## Goal of the exercise
Narrow the data below down to the lines containing "рабочий".

------------------------

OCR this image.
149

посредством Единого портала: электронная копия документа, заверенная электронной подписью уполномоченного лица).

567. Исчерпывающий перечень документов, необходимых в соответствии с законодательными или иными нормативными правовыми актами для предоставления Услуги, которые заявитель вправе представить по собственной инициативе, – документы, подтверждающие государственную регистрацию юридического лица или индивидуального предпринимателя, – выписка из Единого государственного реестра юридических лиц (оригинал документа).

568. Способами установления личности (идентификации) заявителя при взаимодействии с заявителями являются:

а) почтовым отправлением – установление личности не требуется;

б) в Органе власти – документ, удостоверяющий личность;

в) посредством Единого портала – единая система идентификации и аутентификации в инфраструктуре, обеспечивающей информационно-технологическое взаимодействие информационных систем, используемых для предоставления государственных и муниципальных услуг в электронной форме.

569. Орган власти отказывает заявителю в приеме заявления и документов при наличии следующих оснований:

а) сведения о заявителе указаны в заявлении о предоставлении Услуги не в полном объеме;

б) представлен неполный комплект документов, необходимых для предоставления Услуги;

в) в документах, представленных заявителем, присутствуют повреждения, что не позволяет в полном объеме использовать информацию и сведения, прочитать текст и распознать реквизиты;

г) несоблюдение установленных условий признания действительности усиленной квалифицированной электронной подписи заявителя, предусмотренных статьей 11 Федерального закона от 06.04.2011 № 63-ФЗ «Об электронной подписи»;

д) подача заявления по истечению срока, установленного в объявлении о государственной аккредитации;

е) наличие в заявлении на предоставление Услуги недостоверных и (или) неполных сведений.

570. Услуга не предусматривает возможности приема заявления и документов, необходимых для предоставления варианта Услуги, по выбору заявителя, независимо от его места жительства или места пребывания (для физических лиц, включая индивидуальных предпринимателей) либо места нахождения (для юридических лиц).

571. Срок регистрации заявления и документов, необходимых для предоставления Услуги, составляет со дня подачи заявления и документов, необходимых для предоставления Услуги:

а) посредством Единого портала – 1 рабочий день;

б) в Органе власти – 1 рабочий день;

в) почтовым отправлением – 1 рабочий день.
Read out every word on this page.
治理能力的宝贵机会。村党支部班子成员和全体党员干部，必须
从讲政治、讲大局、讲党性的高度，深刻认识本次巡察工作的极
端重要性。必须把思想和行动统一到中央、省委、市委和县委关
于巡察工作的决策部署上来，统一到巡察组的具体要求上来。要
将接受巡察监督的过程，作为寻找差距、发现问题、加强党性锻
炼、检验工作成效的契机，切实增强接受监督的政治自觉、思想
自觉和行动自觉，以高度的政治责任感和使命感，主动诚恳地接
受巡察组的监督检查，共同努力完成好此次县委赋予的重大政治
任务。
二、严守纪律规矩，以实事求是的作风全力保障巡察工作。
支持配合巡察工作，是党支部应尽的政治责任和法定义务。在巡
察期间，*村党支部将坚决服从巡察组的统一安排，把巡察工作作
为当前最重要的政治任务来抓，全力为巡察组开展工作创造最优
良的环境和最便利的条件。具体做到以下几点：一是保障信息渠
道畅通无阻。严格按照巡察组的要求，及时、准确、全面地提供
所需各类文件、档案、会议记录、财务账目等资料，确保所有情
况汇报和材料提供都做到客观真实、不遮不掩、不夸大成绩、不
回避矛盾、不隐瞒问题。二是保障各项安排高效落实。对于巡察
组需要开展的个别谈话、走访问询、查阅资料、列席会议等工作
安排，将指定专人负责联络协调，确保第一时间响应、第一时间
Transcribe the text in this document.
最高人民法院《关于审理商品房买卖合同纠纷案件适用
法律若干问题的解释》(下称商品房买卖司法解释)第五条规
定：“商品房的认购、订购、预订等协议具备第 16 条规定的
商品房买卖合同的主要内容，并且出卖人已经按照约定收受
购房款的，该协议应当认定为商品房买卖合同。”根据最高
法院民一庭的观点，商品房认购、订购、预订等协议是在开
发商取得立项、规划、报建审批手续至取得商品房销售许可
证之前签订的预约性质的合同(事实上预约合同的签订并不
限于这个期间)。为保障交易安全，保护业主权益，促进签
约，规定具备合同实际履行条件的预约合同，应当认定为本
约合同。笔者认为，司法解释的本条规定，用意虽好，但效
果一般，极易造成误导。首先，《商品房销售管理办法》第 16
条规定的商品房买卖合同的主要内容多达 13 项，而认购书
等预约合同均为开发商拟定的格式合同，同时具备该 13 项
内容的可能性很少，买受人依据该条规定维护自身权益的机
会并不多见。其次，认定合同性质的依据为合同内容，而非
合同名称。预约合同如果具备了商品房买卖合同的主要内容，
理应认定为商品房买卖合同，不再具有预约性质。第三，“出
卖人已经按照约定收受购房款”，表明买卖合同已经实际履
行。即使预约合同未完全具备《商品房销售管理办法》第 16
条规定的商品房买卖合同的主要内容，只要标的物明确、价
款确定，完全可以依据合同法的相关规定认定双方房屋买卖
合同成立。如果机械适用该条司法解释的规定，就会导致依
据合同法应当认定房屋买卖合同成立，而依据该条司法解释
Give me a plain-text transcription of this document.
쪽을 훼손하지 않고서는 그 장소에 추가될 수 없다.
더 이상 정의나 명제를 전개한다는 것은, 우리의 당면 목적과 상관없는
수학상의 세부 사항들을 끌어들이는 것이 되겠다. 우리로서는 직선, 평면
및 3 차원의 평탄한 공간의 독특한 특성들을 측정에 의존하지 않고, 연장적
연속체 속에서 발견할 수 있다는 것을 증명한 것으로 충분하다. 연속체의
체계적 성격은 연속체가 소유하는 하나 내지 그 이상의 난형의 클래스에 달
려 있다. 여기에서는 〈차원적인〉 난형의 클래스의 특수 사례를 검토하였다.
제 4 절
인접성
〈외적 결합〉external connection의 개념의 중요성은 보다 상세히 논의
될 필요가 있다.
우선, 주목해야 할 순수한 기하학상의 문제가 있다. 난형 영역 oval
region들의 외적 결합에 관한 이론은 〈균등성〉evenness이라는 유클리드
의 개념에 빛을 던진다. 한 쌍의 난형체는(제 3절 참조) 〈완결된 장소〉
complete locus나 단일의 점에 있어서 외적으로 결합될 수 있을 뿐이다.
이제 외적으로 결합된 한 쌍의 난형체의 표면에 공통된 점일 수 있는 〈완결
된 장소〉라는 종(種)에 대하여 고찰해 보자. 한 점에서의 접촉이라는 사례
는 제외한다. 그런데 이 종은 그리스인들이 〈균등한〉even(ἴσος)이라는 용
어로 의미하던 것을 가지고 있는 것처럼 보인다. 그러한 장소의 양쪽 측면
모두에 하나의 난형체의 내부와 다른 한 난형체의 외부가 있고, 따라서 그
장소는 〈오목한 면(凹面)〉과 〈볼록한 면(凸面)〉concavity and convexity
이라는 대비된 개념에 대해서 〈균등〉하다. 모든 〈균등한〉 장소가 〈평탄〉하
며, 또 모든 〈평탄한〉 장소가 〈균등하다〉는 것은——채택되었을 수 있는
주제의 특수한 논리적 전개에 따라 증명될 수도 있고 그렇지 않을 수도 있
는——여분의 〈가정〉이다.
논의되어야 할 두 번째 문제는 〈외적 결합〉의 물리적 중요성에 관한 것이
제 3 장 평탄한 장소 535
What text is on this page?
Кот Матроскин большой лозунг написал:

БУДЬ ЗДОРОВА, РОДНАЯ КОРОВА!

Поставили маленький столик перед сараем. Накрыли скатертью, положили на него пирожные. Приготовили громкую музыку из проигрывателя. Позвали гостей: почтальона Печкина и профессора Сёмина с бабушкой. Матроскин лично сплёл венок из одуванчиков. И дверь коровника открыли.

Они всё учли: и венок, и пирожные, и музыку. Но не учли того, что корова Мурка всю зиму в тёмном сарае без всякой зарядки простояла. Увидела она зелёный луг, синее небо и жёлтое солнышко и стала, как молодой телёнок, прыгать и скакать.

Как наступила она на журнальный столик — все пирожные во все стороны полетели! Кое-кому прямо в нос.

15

------------------------

## Full solution
а) посредством Единого портала – 1 рабочий день;
б) в Органе власти – 1 рабочий день;
в) почтовым отправлением – 1 рабочий день.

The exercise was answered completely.